Raw records
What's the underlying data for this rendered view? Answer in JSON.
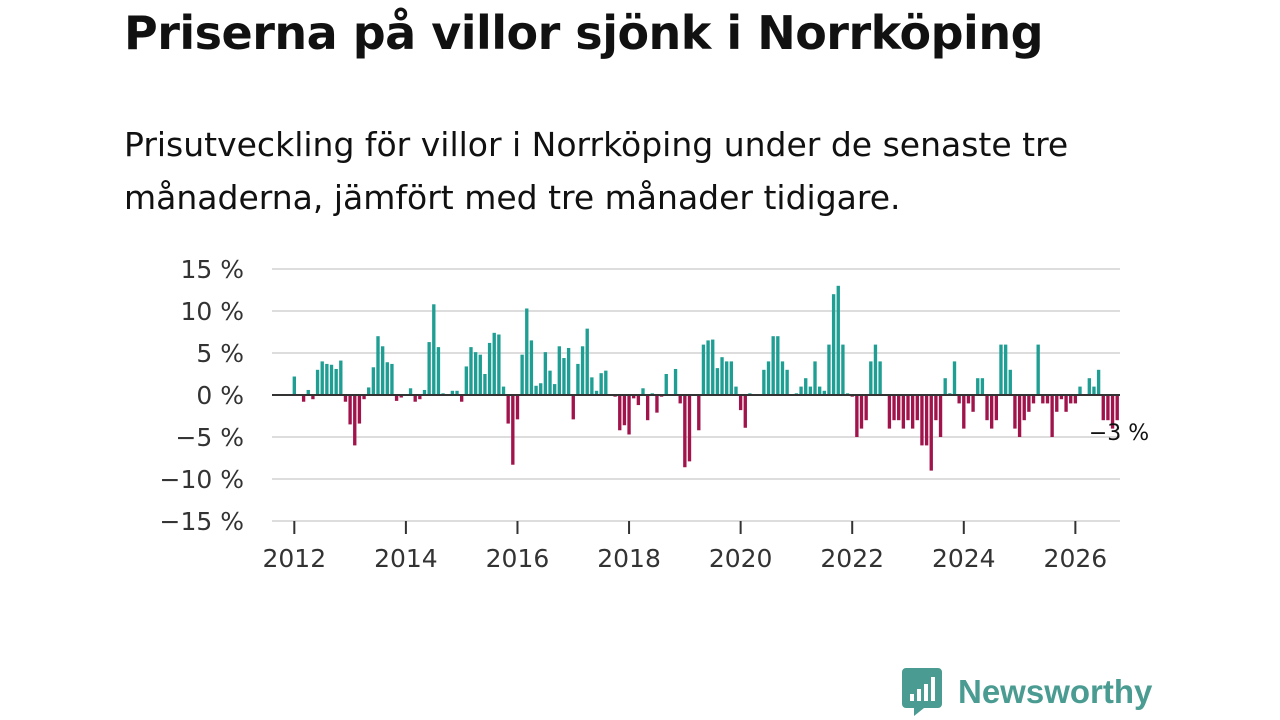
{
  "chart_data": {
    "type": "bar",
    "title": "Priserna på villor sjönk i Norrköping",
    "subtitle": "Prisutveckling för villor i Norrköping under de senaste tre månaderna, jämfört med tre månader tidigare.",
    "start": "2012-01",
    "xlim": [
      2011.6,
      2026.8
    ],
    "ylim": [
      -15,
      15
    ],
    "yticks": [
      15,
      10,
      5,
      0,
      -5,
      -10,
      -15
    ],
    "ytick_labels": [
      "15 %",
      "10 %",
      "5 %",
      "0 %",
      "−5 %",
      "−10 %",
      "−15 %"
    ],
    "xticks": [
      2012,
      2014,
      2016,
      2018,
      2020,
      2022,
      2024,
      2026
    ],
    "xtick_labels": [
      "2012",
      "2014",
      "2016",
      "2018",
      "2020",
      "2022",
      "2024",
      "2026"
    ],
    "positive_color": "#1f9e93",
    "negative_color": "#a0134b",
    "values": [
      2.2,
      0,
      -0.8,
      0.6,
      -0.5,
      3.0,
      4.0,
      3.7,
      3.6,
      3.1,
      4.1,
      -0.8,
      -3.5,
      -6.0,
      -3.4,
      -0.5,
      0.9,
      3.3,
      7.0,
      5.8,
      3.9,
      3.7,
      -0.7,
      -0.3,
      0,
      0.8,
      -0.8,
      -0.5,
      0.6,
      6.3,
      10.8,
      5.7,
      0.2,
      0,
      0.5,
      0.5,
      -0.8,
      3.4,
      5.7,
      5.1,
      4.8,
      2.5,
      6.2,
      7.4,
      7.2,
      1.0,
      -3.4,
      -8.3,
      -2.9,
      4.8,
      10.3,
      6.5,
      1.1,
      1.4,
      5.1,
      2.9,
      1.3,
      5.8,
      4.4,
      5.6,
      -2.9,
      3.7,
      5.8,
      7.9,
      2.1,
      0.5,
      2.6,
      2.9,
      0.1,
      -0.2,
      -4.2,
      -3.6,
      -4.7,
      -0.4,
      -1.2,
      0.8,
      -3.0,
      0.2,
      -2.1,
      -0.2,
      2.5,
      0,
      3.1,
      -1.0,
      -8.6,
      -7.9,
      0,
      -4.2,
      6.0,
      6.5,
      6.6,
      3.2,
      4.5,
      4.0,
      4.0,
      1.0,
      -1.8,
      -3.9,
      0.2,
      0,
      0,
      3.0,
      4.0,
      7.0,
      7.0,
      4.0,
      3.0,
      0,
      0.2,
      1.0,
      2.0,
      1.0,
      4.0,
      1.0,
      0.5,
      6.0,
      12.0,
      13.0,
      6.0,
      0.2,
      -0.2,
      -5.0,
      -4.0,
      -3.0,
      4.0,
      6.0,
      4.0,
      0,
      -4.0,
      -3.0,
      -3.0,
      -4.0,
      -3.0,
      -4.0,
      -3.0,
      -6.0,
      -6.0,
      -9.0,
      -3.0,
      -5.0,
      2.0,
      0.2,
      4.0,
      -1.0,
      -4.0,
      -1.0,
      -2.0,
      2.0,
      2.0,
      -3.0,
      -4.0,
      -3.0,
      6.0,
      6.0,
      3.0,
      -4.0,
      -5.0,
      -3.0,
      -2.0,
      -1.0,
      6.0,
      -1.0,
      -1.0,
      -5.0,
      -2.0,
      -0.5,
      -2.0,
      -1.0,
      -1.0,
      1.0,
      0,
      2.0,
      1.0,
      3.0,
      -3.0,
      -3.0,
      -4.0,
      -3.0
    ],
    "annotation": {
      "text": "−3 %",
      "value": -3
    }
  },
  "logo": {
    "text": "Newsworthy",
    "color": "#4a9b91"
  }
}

--

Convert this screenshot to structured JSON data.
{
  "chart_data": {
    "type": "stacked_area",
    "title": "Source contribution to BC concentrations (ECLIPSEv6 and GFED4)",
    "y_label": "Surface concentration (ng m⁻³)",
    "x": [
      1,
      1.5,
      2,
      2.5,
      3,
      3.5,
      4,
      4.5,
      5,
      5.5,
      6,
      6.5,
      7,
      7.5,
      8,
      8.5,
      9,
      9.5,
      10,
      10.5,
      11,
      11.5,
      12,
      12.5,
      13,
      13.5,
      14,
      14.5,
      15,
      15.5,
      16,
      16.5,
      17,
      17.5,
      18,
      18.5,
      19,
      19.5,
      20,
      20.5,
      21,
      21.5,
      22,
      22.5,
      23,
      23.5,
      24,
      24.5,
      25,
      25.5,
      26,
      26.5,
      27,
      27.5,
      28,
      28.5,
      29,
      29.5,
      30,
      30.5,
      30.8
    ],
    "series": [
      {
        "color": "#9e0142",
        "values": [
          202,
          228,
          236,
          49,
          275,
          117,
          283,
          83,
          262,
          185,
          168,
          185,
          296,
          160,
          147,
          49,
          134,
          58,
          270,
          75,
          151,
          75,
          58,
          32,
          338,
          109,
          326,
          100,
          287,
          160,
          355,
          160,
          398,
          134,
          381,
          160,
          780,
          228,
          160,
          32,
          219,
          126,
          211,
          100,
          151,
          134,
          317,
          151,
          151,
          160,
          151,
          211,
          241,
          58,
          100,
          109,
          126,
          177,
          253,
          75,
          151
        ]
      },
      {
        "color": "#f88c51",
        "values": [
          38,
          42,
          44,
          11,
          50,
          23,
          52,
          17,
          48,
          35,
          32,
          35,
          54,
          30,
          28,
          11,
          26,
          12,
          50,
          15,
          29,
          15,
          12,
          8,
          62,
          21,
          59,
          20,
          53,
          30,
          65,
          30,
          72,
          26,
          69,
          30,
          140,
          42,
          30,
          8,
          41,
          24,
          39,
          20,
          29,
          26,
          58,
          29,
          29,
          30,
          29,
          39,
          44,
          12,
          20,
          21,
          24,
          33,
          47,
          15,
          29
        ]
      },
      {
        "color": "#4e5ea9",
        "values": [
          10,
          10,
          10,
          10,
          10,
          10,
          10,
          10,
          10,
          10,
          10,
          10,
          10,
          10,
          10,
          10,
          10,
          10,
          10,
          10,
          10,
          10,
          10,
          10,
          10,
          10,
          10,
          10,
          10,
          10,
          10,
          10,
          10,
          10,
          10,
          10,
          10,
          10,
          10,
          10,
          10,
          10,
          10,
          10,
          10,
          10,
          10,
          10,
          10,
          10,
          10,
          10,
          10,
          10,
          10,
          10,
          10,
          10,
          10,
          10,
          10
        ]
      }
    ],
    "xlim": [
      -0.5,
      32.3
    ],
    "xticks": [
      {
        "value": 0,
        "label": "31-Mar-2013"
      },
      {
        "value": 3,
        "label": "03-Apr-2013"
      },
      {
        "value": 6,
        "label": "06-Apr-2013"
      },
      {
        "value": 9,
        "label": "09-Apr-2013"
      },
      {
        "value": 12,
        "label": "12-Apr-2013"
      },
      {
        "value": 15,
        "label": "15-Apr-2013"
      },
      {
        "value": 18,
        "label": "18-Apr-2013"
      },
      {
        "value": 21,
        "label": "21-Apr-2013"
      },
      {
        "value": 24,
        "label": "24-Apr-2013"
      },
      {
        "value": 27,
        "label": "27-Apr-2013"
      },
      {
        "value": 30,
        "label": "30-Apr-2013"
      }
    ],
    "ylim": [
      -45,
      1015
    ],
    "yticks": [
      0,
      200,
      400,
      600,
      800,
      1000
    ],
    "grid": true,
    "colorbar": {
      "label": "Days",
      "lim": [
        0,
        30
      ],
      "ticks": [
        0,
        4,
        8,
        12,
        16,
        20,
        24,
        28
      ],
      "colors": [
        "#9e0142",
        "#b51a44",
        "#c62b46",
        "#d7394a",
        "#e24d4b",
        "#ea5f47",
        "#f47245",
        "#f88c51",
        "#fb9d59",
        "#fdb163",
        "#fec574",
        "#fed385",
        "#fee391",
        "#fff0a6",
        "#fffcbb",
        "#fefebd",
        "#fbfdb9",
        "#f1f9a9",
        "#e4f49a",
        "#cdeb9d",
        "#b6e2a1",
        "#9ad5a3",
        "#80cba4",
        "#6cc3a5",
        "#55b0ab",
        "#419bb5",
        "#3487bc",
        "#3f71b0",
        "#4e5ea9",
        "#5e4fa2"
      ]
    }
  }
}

◆ **What is being asked**:
Your answer should be one number: how many lines in the material above contain the string "Norrköping".

◆ **Result of this exercise**:
2